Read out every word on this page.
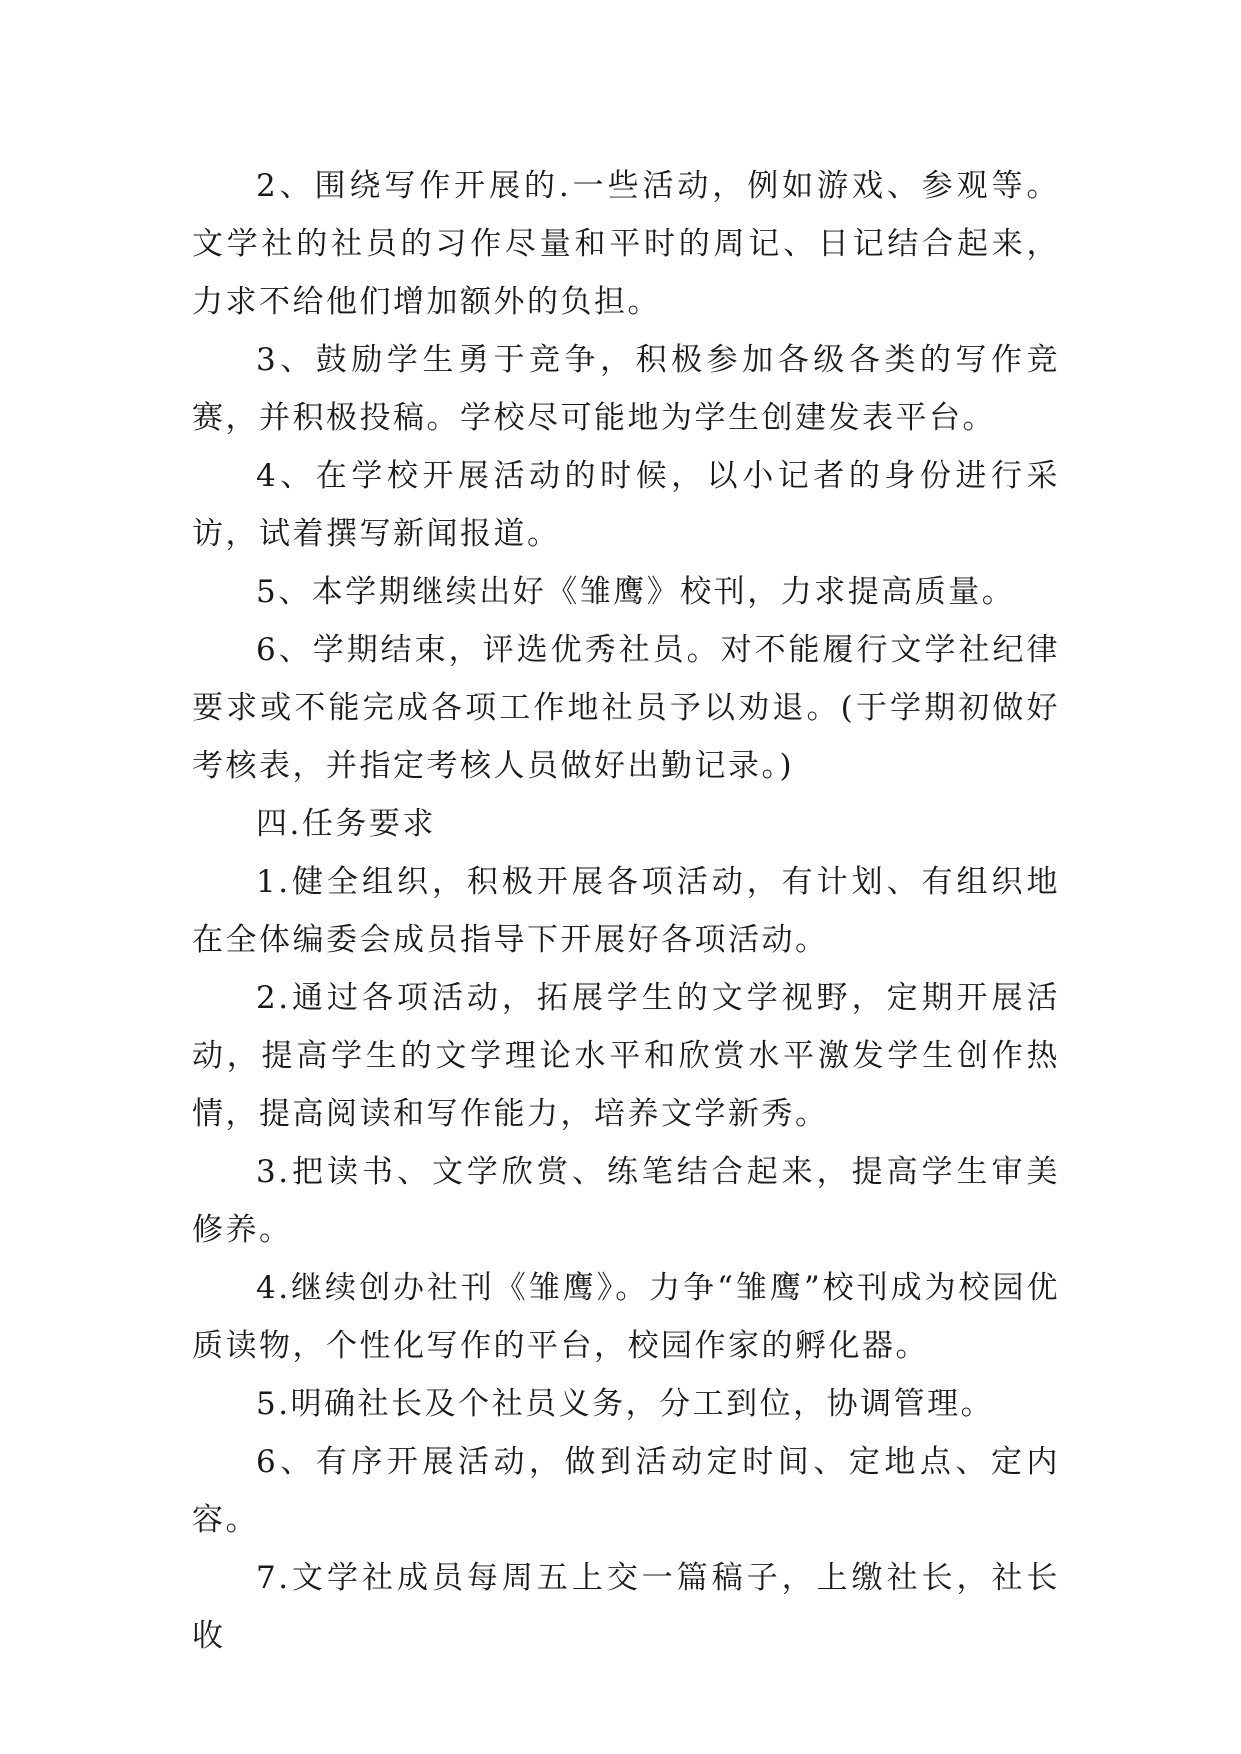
2、围绕写作开展的.一些活动，例如游戏、参观等。文学社的社员的习作尽量和平时的周记、日记结合起来，力求不给他们增加额外的负担。

3、鼓励学生勇于竞争，积极参加各级各类的写作竞赛，并积极投稿。学校尽可能地为学生创建发表平台。

4、在学校开展活动的时候，以小记者的身份进行采访，试着撰写新闻报道。

5、本学期继续出好《雏鹰》校刊，力求提高质量。

6、学期结束，评选优秀社员。对不能履行文学社纪律要求或不能完成各项工作地社员予以劝退。(于学期初做好考核表，并指定考核人员做好出勤记录。)

四.任务要求

1.健全组织，积极开展各项活动，有计划、有组织地在全体编委会成员指导下开展好各项活动。

2.通过各项活动，拓展学生的文学视野，定期开展活动，提高学生的文学理论水平和欣赏水平激发学生创作热情，提高阅读和写作能力，培养文学新秀。

3.把读书、文学欣赏、练笔结合起来，提高学生审美修养。

4.继续创办社刊《雏鹰》。力争“雏鹰”校刊成为校园优质读物，个性化写作的平台，校园作家的孵化器。

5.明确社长及个社员义务，分工到位，协调管理。

6、有序开展活动，做到活动定时间、定地点、定内容。

7.文学社成员每周五上交一篇稿子，上缴社长，社长收
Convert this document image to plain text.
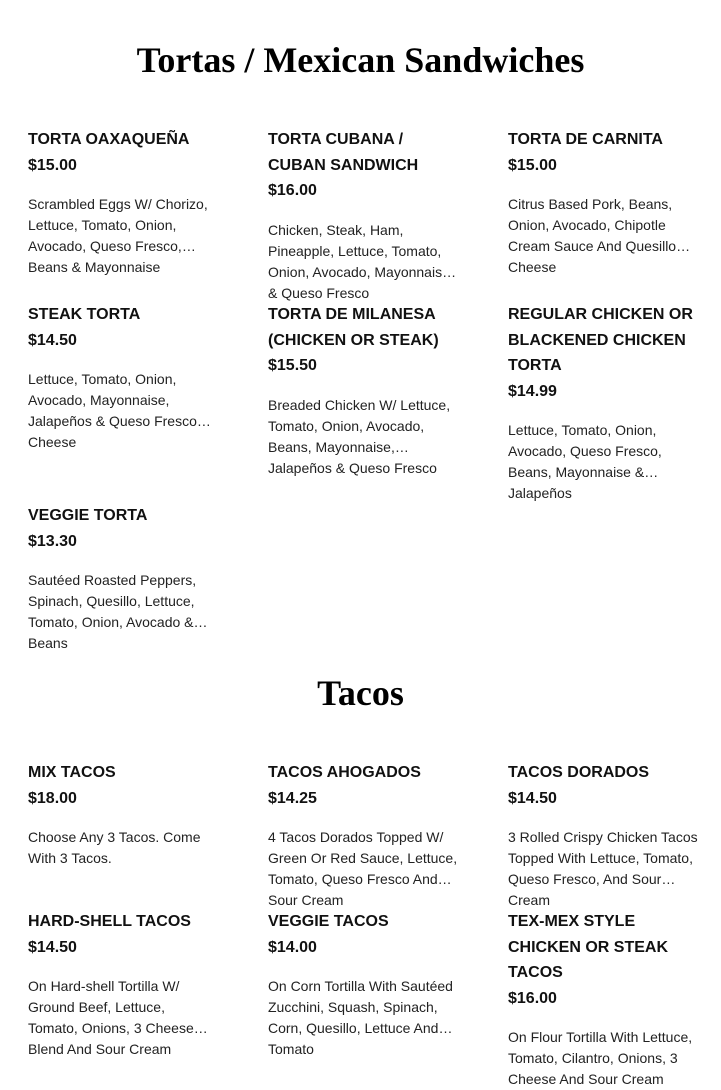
Tortas / Mexican Sandwiches
TORTA OAXAQUEÑA
$15.00
Scrambled Eggs W/ Chorizo, Lettuce, Tomato, Onion, Avocado, Queso Fresco, Beans & Mayonnaise
TORTA CUBANA / CUBAN SANDWICH
$16.00
Chicken, Steak, Ham, Pineapple, Lettuce, Tomato, Onion, Avocado, Mayonnaise & Queso Fresco
TORTA DE CARNITA
$15.00
Citrus Based Pork, Beans, Onion, Avocado, Chipotle Cream Sauce And Quesillo Cheese
STEAK TORTA
$14.50
Lettuce, Tomato, Onion, Avocado, Mayonnaise, Jalapeños & Queso Fresco Cheese
TORTA DE MILANESA (CHICKEN OR STEAK)
$15.50
Breaded Chicken W/ Lettuce, Tomato, Onion, Avocado, Beans, Mayonnaise, Jalapeños & Queso Fresco
REGULAR CHICKEN OR BLACKENED CHICKEN TORTA
$14.99
Lettuce, Tomato, Onion, Avocado, Queso Fresco, Beans, Mayonnaise & Jalapeños
VEGGIE TORTA
$13.30
Sautéed Roasted Peppers, Spinach, Quesillo, Lettuce, Tomato, Onion, Avocado & Beans
Tacos
MIX TACOS
$18.00
Choose Any 3 Tacos. Come With 3 Tacos.
TACOS AHOGADOS
$14.25
4 Tacos Dorados Topped W/ Green Or Red Sauce, Lettuce, Tomato, Queso Fresco And Sour Cream
TACOS DORADOS
$14.50
3 Rolled Crispy Chicken Tacos Topped With Lettuce, Tomato, Queso Fresco, And Sour Cream
HARD-SHELL TACOS
$14.50
On Hard-shell Tortilla W/ Ground Beef, Lettuce, Tomato, Onions, 3 Cheese Blend And Sour Cream
VEGGIE TACOS
$14.00
On Corn Tortilla With Sautéed Zucchini, Squash, Spinach, Corn, Quesillo, Lettuce And Tomato
TEX-MEX STYLE CHICKEN OR STEAK TACOS
$16.00
On Flour Tortilla With Lettuce, Tomato, Cilantro, Onions, 3 Cheese And Sour Cream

- [Job]
All lines above with "Topped" in them should be returned.

- [Answer below]
4 Tacos Dorados Topped W/ Green Or Red Sauce, Lettuce, Tomato, Queso Fresco And Sour Cream
3 Rolled Crispy Chicken Tacos Topped With Lettuce, Tomato, Queso Fresco, And Sour Cream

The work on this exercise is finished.